What to work on.
A - Answer these about the piece "How Far Decision Can Take You":
(i) How many books does the writer say were published in the last five years?
(ii) What was the name of the writer's best friend in standard 3?
(iii) What degree, and from where, got that friend started?
B - Copy out everything in the piece "How Far Decision Can Take You" from "In any event, Bruno" down to "it from outside.", word for word.

Text segment.
+++

How Far Decision Can Take You
Lately I have had a lot of occasion to look back over my recent past in some awe over what has taken place in the last five years. I have closed a PR company, published 3 books, embarked on 2 new careers as a training facilitator and a key note speaker and am now planning a major incursion into the international market. And it all stems from one decision. To write. To focus on that dream after all this time.
From David Chislett jnr to David Chislett snr
I remember as clear as day a conversation I had with my best friend in standard 3, one Bruno Heese. We were both pretty alienated little kids at 11. He was super bright; I was mature beyond my years thanks to four older siblings. We wrote a lot of poetry, went for long walks, listened to obscure music and wondered what sort of men we’d grow up to be. He was adamant he would go onto huge corporate and business success. I said at the time (I was 11!) that I too would be hugely successful, but that I would do it from outside the structures. At 11 I already thought like that. WTF? Where did THAT come from?
In any event, Bruno now lives in America somewhere and is hugely successful and has been for some time. A B Business Science from UCT got him nicely on his way. I have meandered along through a good many byways before getting to this juncture in my life, informed, I am coming to believe by the decision that was implicit in that 11-year-olds words: I will do it from outside.

+++

Raw records.
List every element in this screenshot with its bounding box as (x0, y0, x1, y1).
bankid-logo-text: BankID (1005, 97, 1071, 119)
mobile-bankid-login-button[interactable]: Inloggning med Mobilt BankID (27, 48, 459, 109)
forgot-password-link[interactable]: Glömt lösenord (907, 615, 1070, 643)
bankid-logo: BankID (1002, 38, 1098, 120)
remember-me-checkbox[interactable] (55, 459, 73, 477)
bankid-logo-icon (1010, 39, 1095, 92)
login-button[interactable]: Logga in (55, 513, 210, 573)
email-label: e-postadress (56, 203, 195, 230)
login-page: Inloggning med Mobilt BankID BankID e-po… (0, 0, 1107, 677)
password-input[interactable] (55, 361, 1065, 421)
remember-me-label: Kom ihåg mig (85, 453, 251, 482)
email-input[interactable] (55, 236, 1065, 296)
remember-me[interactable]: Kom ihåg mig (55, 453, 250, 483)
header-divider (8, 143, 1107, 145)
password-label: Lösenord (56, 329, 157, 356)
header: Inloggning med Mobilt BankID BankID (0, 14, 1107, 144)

+++

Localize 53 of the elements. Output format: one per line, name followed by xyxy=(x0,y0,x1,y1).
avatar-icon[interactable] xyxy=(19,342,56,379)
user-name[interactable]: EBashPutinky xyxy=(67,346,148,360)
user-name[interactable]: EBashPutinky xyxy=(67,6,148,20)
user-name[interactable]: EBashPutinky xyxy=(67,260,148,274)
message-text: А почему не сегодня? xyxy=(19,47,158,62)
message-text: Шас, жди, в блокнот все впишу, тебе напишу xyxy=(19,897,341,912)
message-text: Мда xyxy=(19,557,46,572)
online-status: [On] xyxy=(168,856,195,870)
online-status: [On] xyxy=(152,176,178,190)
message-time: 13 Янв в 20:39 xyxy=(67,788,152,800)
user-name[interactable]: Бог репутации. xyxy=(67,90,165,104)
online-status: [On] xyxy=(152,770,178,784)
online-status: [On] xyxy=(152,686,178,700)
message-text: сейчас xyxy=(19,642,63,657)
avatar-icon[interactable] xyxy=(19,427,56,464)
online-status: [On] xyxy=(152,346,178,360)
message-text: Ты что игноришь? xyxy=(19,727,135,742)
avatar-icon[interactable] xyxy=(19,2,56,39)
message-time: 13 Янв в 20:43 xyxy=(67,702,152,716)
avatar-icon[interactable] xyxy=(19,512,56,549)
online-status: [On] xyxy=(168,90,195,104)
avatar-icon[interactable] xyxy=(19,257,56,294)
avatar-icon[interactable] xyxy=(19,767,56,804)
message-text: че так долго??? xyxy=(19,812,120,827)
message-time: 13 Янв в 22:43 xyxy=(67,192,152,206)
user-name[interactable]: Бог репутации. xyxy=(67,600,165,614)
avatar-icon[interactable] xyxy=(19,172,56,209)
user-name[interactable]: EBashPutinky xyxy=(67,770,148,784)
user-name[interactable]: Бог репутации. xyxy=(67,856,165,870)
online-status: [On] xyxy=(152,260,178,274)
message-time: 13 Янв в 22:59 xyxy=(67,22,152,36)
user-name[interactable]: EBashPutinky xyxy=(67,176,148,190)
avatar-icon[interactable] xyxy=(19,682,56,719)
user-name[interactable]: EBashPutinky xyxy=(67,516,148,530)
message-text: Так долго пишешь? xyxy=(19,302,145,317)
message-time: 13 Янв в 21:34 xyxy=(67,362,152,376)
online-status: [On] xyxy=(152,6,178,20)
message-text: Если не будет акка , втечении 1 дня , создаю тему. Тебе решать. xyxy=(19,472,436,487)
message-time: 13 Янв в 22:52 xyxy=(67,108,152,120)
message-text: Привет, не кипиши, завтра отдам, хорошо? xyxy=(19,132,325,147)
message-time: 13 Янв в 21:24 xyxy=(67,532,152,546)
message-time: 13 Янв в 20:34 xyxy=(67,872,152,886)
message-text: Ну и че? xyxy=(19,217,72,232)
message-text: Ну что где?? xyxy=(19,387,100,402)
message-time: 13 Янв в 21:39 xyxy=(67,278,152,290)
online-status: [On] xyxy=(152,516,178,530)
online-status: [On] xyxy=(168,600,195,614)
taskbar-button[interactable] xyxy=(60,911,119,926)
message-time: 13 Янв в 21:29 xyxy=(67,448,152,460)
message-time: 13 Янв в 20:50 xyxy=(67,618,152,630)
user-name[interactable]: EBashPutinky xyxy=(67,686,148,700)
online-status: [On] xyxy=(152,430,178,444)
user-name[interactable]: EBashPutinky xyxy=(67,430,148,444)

+++

Expected results.
A -
(i) 3
(ii) Bruno Heese
(iii) A B Business Science from UCT

B -
In any event, Bruno now lives in America somewhere and is hugely successful and has been for some time. A B Business Science from UCT got him nicely on his way. I have meandered along through a good many byways before getting to this juncture in my life, informed, I am coming to believe by the decision that was implicit in that 11-year-olds words: I will do it from outside.